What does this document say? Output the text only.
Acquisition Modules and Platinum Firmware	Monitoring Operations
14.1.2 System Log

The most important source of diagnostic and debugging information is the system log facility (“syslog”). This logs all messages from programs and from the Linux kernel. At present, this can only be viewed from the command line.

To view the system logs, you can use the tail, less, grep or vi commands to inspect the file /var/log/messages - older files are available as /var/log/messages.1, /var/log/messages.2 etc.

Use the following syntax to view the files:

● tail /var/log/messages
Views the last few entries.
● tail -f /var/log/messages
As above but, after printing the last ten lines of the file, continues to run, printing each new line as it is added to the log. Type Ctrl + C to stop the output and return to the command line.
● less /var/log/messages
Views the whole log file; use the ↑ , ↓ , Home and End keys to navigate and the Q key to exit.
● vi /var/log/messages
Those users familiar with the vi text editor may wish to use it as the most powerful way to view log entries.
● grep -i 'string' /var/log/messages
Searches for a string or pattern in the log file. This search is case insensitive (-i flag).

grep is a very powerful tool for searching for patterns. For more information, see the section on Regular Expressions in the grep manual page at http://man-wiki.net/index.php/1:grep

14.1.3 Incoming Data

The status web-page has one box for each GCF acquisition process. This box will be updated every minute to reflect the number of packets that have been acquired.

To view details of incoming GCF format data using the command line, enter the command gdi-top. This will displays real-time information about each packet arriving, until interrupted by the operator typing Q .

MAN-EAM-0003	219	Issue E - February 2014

To do — Identify every line above that includes the word "entries", and show those lines.

Answer for the task —
Views the last few entries.
Those users familiar with the vi text editor may wish to use it as the most powerful way to view log entries.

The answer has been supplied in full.